TASK BRIEF
Pick out every line in the data below that holds "only".
####
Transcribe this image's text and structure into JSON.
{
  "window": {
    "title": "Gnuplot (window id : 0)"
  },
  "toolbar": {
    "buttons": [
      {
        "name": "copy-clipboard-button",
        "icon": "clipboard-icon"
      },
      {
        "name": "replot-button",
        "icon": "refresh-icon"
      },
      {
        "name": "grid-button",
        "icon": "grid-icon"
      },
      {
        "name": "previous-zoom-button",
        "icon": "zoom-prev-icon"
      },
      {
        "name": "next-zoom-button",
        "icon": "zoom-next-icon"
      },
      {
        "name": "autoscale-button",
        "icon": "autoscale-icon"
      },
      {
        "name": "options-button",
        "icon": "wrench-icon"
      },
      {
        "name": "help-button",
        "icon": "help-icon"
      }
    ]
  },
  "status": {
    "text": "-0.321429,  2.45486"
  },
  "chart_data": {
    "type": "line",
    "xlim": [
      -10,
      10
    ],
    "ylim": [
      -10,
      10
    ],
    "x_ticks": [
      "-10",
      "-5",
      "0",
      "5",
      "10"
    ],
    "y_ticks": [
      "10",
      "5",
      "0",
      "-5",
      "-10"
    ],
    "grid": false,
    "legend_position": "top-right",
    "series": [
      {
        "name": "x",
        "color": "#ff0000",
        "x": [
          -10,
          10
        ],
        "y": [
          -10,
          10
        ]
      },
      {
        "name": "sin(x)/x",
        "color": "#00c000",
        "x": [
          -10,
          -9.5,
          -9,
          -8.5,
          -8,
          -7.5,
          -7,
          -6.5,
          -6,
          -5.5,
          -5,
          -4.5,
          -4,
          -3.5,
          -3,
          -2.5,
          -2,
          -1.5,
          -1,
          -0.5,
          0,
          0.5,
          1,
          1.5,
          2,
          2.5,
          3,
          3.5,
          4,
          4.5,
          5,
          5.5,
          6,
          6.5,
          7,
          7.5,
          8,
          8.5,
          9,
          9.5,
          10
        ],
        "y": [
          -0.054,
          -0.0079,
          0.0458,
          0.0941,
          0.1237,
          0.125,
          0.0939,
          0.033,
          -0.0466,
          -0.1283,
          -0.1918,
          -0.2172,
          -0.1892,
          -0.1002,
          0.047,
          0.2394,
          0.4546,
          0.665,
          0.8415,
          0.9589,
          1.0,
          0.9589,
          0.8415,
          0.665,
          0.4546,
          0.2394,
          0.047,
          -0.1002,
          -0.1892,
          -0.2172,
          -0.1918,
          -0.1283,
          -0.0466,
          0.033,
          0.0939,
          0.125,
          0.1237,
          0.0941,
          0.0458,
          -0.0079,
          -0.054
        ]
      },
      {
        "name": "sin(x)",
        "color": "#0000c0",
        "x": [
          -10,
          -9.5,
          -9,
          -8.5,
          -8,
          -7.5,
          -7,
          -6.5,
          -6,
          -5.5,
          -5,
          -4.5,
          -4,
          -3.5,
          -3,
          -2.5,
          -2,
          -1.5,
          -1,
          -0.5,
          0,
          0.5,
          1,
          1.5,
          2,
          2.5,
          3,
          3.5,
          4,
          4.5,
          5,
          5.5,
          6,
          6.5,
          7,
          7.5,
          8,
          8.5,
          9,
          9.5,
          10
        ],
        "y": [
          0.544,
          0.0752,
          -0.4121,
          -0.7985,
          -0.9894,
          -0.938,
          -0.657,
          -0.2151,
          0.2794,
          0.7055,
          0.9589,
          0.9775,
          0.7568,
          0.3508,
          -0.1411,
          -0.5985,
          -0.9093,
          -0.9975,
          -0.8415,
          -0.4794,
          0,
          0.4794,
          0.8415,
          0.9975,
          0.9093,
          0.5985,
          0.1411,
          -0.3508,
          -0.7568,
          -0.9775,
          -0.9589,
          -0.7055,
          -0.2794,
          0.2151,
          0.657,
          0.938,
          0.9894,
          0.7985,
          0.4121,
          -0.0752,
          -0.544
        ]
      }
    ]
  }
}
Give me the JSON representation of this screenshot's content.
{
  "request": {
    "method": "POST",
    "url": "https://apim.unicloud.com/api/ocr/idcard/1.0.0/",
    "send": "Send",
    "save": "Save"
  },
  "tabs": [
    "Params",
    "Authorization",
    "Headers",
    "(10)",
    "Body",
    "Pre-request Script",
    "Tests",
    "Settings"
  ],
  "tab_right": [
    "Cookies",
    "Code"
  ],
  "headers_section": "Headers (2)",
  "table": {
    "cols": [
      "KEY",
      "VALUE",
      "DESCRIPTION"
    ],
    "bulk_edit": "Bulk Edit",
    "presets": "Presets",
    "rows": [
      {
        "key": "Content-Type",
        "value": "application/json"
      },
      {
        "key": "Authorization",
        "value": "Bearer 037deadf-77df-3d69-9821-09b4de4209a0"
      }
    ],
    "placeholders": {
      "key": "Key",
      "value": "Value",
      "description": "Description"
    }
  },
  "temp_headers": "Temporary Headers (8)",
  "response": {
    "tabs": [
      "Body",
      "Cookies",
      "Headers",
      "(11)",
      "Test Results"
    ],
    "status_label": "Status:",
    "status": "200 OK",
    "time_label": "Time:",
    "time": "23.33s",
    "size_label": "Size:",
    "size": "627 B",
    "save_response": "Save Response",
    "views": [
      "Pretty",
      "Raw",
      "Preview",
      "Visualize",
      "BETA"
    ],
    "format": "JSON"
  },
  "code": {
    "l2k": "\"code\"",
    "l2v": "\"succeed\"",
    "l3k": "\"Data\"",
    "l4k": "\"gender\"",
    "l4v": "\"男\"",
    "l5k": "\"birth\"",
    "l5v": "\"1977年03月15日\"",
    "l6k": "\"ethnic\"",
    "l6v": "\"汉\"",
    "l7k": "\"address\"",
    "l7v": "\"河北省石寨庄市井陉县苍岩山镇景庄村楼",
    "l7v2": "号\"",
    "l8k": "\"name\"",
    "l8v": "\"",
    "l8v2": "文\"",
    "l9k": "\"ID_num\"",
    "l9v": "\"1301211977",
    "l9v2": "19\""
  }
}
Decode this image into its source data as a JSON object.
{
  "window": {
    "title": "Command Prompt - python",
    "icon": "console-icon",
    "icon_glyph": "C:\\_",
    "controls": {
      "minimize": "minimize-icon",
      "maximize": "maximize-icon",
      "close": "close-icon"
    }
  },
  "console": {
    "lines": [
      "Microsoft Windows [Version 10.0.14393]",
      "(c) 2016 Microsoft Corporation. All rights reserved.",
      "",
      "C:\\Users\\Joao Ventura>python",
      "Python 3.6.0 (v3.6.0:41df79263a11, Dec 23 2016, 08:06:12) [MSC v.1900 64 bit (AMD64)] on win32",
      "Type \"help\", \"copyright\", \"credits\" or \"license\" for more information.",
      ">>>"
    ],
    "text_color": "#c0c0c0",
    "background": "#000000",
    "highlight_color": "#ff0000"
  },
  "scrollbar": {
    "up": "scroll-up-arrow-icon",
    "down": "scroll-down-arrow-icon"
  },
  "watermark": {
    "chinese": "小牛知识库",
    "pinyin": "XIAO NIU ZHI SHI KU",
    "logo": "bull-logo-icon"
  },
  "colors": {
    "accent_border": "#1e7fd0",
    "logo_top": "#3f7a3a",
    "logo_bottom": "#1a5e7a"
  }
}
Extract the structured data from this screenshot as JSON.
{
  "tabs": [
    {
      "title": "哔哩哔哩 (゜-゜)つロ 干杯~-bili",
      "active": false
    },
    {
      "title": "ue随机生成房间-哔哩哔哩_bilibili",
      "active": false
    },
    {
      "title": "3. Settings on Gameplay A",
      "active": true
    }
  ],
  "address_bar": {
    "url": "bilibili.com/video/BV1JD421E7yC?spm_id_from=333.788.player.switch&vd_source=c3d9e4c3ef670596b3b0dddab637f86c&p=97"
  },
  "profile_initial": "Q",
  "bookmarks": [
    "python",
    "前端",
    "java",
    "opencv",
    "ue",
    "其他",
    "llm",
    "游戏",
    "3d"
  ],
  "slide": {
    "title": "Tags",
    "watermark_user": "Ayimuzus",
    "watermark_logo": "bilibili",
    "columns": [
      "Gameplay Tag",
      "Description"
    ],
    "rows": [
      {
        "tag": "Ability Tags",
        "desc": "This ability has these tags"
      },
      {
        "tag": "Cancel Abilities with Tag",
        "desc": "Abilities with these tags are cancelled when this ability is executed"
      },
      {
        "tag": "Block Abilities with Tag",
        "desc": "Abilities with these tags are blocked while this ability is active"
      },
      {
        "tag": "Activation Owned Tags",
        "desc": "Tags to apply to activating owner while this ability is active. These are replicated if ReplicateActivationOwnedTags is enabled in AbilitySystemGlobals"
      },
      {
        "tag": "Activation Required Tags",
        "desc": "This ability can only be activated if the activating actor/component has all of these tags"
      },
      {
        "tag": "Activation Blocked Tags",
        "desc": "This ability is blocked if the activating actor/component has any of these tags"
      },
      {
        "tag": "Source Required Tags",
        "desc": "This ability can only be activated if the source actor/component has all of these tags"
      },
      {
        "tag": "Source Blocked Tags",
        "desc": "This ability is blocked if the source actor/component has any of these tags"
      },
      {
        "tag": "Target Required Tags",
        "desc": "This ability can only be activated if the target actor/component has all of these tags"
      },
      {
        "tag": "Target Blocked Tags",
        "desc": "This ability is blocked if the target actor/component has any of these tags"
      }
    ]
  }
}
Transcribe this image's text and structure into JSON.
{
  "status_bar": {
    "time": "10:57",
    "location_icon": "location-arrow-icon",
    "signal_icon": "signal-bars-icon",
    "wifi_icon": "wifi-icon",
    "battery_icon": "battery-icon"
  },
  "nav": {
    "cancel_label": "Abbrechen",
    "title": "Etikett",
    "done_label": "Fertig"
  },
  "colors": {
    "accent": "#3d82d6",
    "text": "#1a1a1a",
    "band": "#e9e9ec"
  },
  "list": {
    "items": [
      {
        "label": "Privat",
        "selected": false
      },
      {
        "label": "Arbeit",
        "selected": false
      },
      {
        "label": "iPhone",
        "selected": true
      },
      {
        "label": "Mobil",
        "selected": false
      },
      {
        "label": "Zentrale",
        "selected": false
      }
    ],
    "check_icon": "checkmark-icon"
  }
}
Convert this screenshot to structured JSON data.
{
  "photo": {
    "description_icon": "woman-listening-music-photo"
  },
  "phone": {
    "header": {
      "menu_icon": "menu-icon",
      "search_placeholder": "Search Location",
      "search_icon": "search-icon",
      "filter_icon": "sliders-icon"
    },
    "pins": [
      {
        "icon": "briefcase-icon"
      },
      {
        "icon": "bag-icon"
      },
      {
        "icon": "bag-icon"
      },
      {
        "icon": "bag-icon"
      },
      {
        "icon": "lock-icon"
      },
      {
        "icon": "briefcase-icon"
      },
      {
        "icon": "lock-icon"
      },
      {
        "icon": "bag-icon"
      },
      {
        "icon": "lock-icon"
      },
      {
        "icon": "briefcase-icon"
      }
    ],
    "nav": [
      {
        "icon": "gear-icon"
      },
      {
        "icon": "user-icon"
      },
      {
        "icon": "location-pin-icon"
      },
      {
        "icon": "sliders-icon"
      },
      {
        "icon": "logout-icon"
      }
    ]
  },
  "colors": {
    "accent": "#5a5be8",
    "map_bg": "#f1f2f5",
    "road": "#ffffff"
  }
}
####
RESULT
        "desc": "This ability can only be activated if the activating actor/component has all of these tags"
        "desc": "This ability can only be activated if the source actor/component has all of these tags"
        "desc": "This ability can only be activated if the target actor/component has all of these tags"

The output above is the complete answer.